[INSTRUÇÕES]
**a.** Diga se cada afirmação combina com o trecho, respondendo sim ou não e citando as palavras do trecho que decidem: (i) Quem escreve mora em uma casa com três lances de escada. (ii) As carrocinhas de churro são recolhidas da rua à noite. (iii) Na primeira visita à cidade, quem escreve se hospedou no Hotel Glória.
**b.** Edite uma parte do trecho, começando nas palavras que têm "Certamente falta muita" e parando depois de "é um espanto...". Nessa parte, troque "churro" por "pastel".

[TRECHO]
Certamente falta muita coisa para experimentar em Blumenau. Vou contando aos poucos. Se eu já engordei desde que me mudei para cá? Só não engordei mais porque me mudei para uma casa que tem três lances de escada. Senão...

Ah, uma coisa que eu amo e que tem aqui em toda esquina é churro. Nem todos são bons. Mas o mais incrível é notar que as carrocinhas de churro dormem na rua, apenas trancadas, com tudo dentro. E no noutro dia, invariavelmente, estão lá. Pra quem está acostumado com os múltiplos cadeados paulistanos, isso é um espanto...

*Imagem retirada do site www.villagermania.com.br, empresa de Indaial, aqui pertinho, que vende marrecos recheados. Já fiz em casa, fica bem gostoso.

quarta-feira, 9 de julho de 2008

Pelo estômago

Eu sou comilona. Filha de mãe mineira que cozinha muito bem e em cuja mesa é uma ofensa se comer pouco, eu gosto bem de um garfo. Por isso nem eu mesma entendo bem porque demorei tanto para falar da comida de Blumenau.
Meu contato inicial foi na primeira visita que fiz à cidade, em outubro passado. Pra minha felicidade, fiquei hospedada no Hotel Glória, que tem o café colonial mais famoso da região. O café da manhã é uma orgia alimentar. Pães, bolos com todos os sabores, recheios e coberturas, tortas doces e salgadas, uma loucura... Foi ali também que descobri que, felizmente, eu gosto de comer, mas não tenho a alma gorda.

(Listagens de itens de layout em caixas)
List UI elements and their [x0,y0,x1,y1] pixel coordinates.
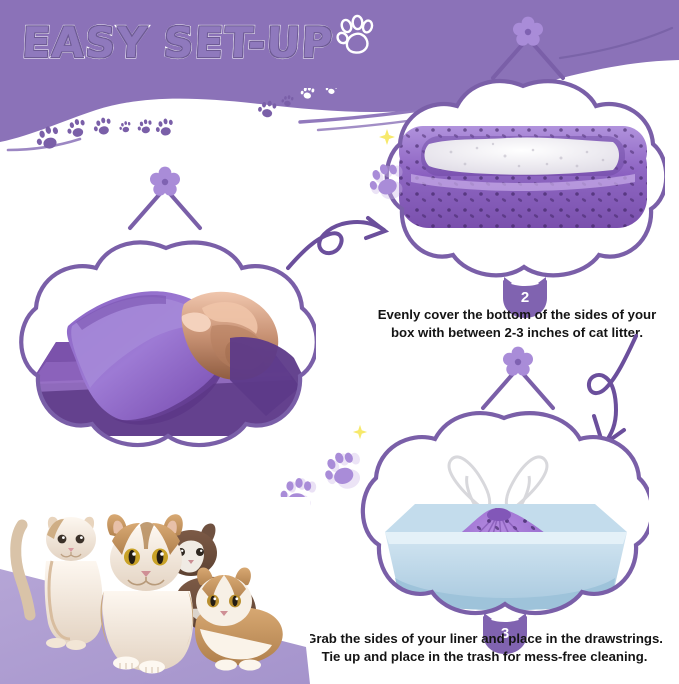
step-caption-3: Grab the sides of your liner and place i… [290,630,679,666]
step-3-photo [359,402,649,628]
infographic-page: EASY SET-UP [0,0,679,684]
step-number-2: 2 [497,289,553,306]
step-2-photo [381,70,665,290]
step-card-1: 1 Open the liner and fold over the sides… [0,160,330,500]
step-card-2: 2 Evenly cover the bottom of the sides o… [355,8,679,348]
page-title: EASY SET-UP [21,18,335,67]
step-caption-2: Evenly cover the bottom of the sides of … [355,306,679,342]
step-1-photo [16,230,316,460]
cats-photo [0,497,310,684]
flower-hanger-icon [110,162,220,232]
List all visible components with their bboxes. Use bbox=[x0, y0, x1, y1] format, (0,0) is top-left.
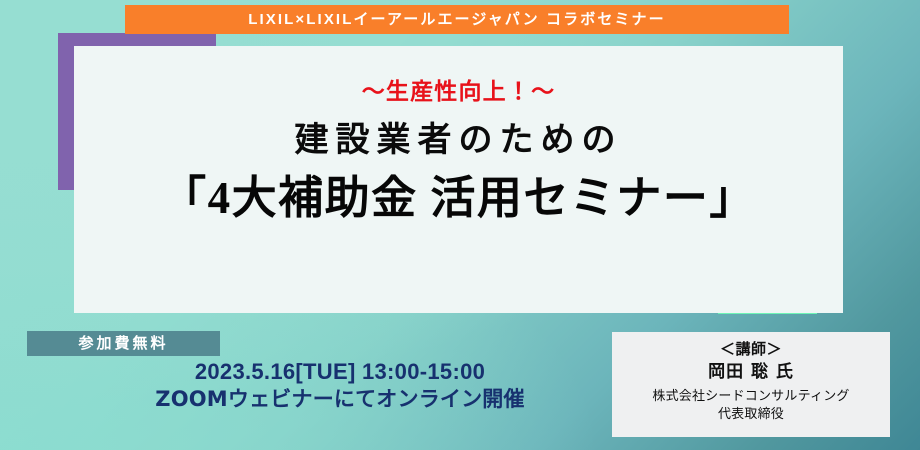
headline-text: 建設業者のための bbox=[295, 123, 623, 157]
title-card-inner: 〜生産性向上！〜 建設業者のための 「4大補助金 活用セミナー」 bbox=[74, 46, 843, 313]
event-date: 2023.5.16[TUE] 13:00-15:00 bbox=[130, 358, 550, 386]
seminar-banner: LIXIL×LIXILイーアールエージャパン コラボセミナー 〜生産性向上！〜 … bbox=[0, 0, 920, 450]
free-admission-badge: 参加費無料 bbox=[27, 331, 220, 356]
collab-ribbon: LIXIL×LIXILイーアールエージャパン コラボセミナー bbox=[125, 5, 789, 34]
purple-bracket-vertical bbox=[58, 33, 74, 190]
event-venue: ZOOMウェビナーにてオンライン開催 bbox=[130, 386, 550, 414]
speaker-box: ＜講師＞ 岡田 聡 氏 株式会社シードコンサルティング 代表取締役 bbox=[612, 332, 890, 437]
purple-bracket-horizontal bbox=[58, 33, 216, 46]
free-admission-label: 参加費無料 bbox=[78, 336, 168, 351]
speaker-position: 代表取締役 bbox=[718, 406, 784, 424]
speaker-company: 株式会社シードコンサルティング bbox=[652, 388, 849, 406]
kicker-text: 〜生産性向上！〜 bbox=[362, 80, 556, 103]
speaker-name: 岡田 聡 氏 bbox=[708, 360, 794, 385]
main-title-text: 「4大補助金 活用セミナー」 bbox=[161, 173, 756, 223]
collab-ribbon-text: LIXIL×LIXILイーアールエージャパン コラボセミナー bbox=[248, 12, 665, 27]
title-card: 〜生産性向上！〜 建設業者のための 「4大補助金 活用セミナー」 bbox=[74, 46, 843, 313]
schedule-block: 2023.5.16[TUE] 13:00-15:00 ZOOMウェビナーにてオン… bbox=[130, 358, 550, 414]
speaker-role-label: ＜講師＞ bbox=[720, 339, 782, 359]
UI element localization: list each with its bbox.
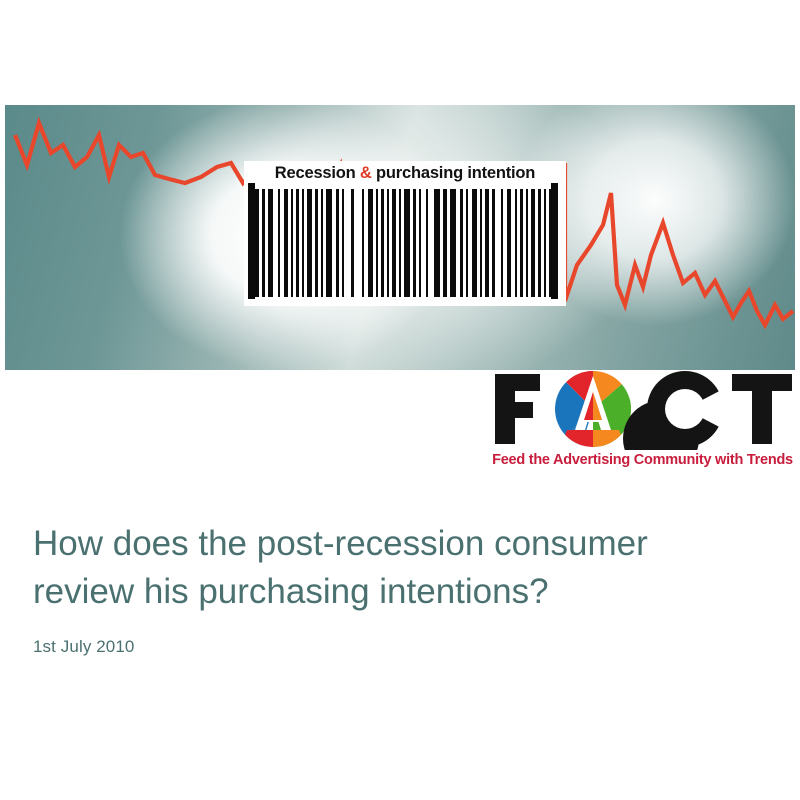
fact-wordmark-graphic	[489, 368, 796, 450]
barcode-caption-after: purchasing intention	[372, 164, 536, 182]
page-title: How does the post-recession consumer rev…	[33, 520, 733, 615]
fact-logo: Feed the Advertising Community with Tren…	[489, 368, 796, 478]
presentation-date: 1st July 2010	[33, 637, 763, 657]
hero-banner: Recession & purchasing intention	[5, 105, 795, 370]
logo-letter-t	[732, 374, 792, 444]
barcode-graphic: Recession & purchasing intention	[244, 161, 566, 306]
logo-letter-c	[623, 371, 729, 450]
barcode-caption-ampersand: &	[360, 164, 372, 182]
logo-letter-a-circle	[549, 368, 635, 450]
barcode-bars	[252, 189, 558, 297]
barcode-caption-before: Recession	[275, 164, 360, 182]
title-block: How does the post-recession consumer rev…	[33, 520, 763, 657]
title-slide: Recession & purchasing intention	[0, 0, 800, 800]
fact-tagline: Feed the Advertising Community with Tren…	[489, 452, 796, 468]
logo-letter-f	[495, 374, 540, 444]
barcode-caption: Recession & purchasing intention	[244, 164, 566, 183]
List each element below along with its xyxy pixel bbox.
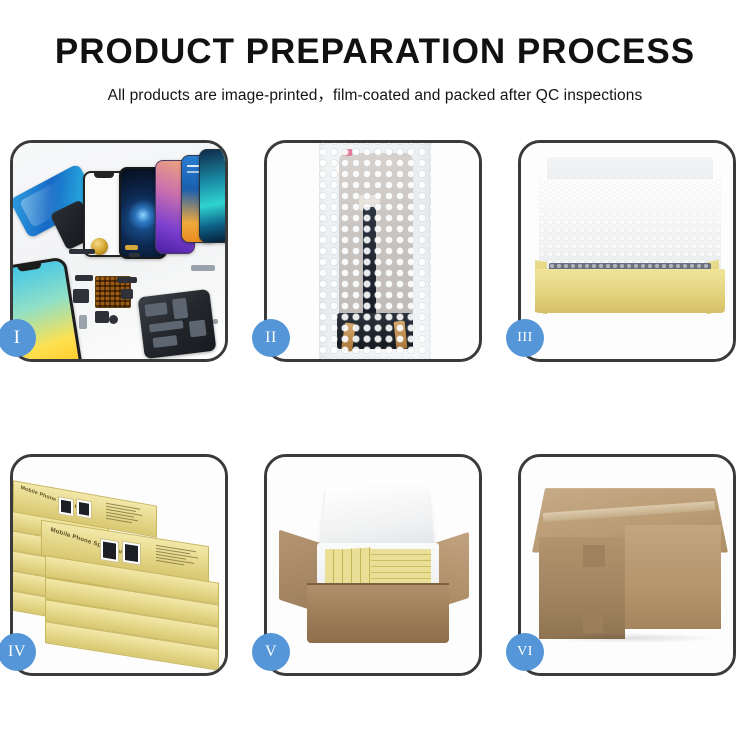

[RESPOSTAS EM ORDEM]
**a.**
(i) Sim: "me mudei para uma casa que tem três lances de escada"
(ii) Não: "as carrocinhas de churro dormem na rua, apenas trancadas, com tudo dentro"
(iii) Sim: "fiquei hospedada no Hotel Glória"

**b.**
Certamente falta muita coisa para experimentar em Blumenau. Vou contando aos poucos. Se eu já engordei desde que me mudei para cá? Só não engordei mais porque me mudei para uma casa que tem três lances de escada. Senão...

Ah, uma coisa que eu amo e que tem aqui em toda esquina é pastel. Nem todos são bons. Mas o mais incrível é notar que as carrocinhas de pastel dormem na rua, apenas trancadas, com tudo dentro. E no noutro dia, invariavelmente, estão lá. Pra quem está acostumado com os múltiplos cadeados paulistanos, isso é um espanto...